**Your instructions**
Extract each line where the string "image" shows up.

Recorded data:
+ + + +

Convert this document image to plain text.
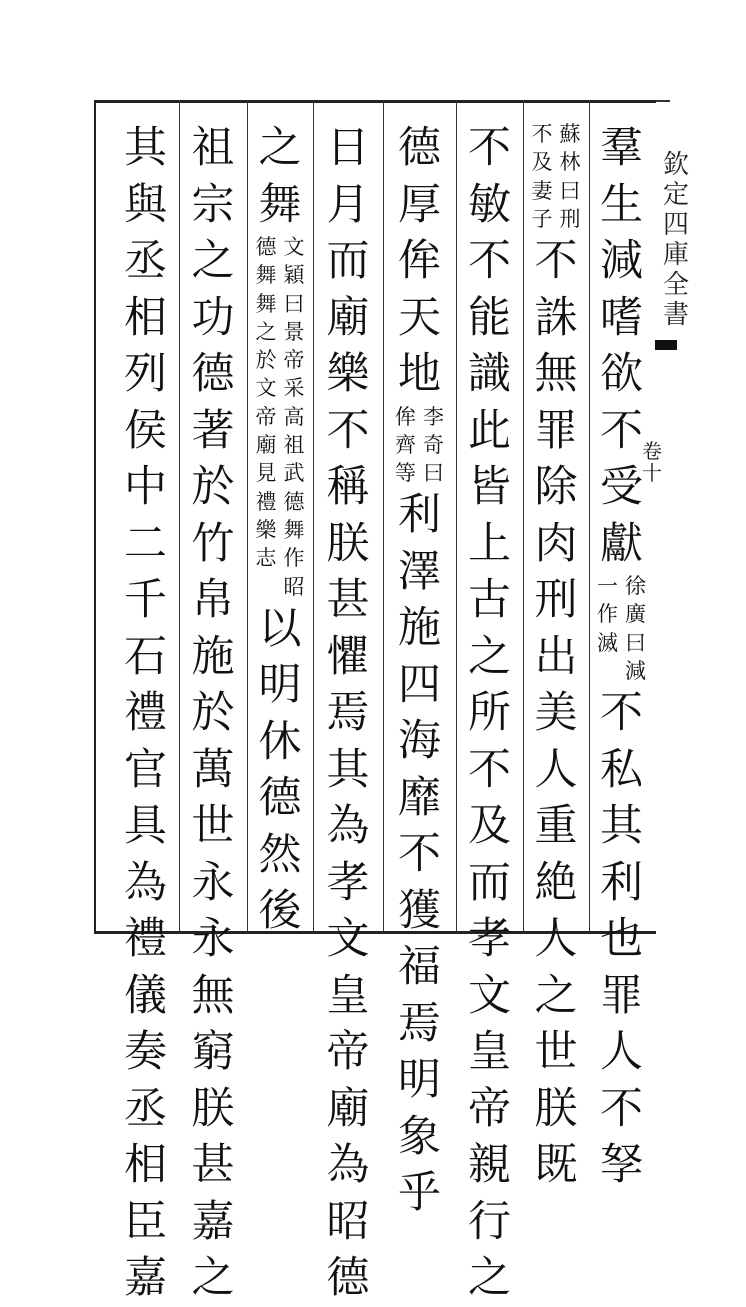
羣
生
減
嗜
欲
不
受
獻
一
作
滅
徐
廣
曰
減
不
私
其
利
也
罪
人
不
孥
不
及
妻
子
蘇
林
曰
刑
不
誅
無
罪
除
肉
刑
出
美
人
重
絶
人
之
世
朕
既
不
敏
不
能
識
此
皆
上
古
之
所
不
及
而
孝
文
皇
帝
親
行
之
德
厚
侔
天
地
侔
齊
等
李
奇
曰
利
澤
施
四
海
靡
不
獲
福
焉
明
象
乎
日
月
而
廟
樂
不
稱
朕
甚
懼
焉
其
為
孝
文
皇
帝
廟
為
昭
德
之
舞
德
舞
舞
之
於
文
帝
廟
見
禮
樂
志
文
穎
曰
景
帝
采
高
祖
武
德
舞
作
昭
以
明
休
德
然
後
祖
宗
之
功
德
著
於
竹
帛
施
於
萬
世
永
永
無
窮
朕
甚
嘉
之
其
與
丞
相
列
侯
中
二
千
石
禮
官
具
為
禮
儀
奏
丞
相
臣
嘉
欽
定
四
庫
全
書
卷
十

+ + + +

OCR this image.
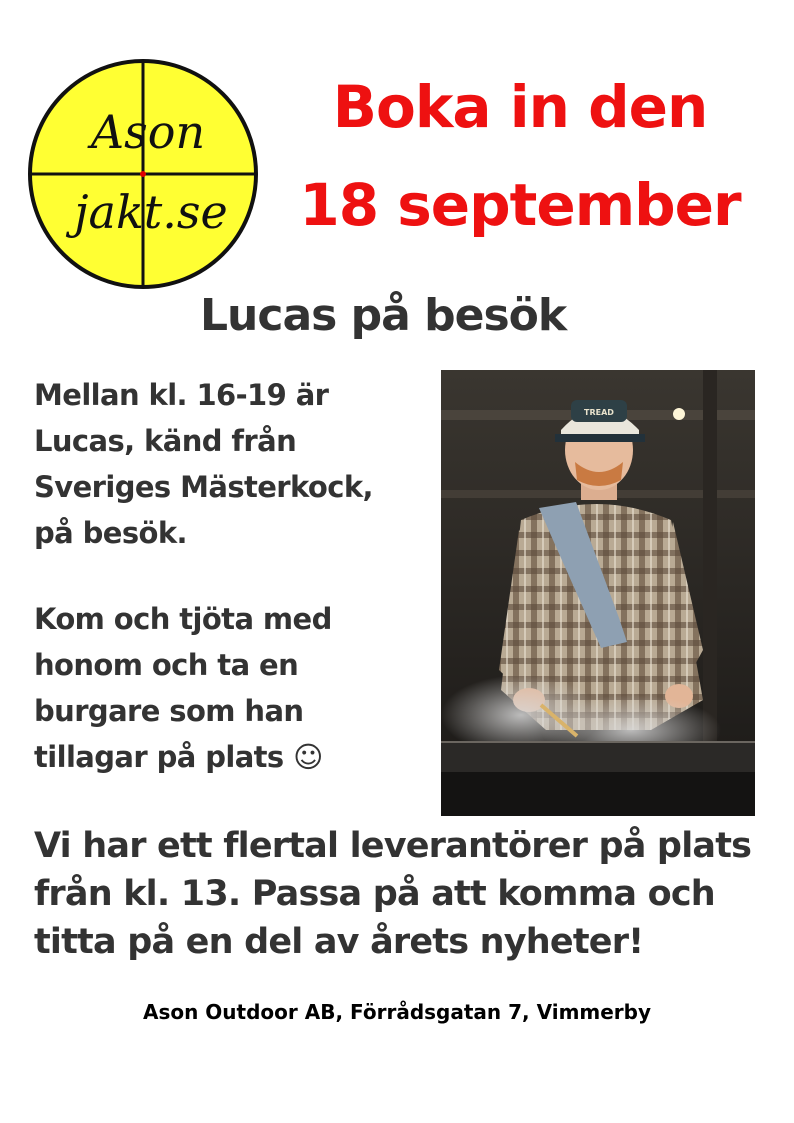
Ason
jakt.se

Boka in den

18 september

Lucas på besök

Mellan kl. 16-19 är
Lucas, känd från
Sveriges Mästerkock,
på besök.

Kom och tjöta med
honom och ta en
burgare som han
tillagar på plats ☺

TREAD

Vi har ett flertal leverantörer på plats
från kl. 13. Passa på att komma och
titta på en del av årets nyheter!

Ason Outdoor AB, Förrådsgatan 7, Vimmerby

+ + + +

**Exercise result**
Convert this document image to plain text.
OCR this image.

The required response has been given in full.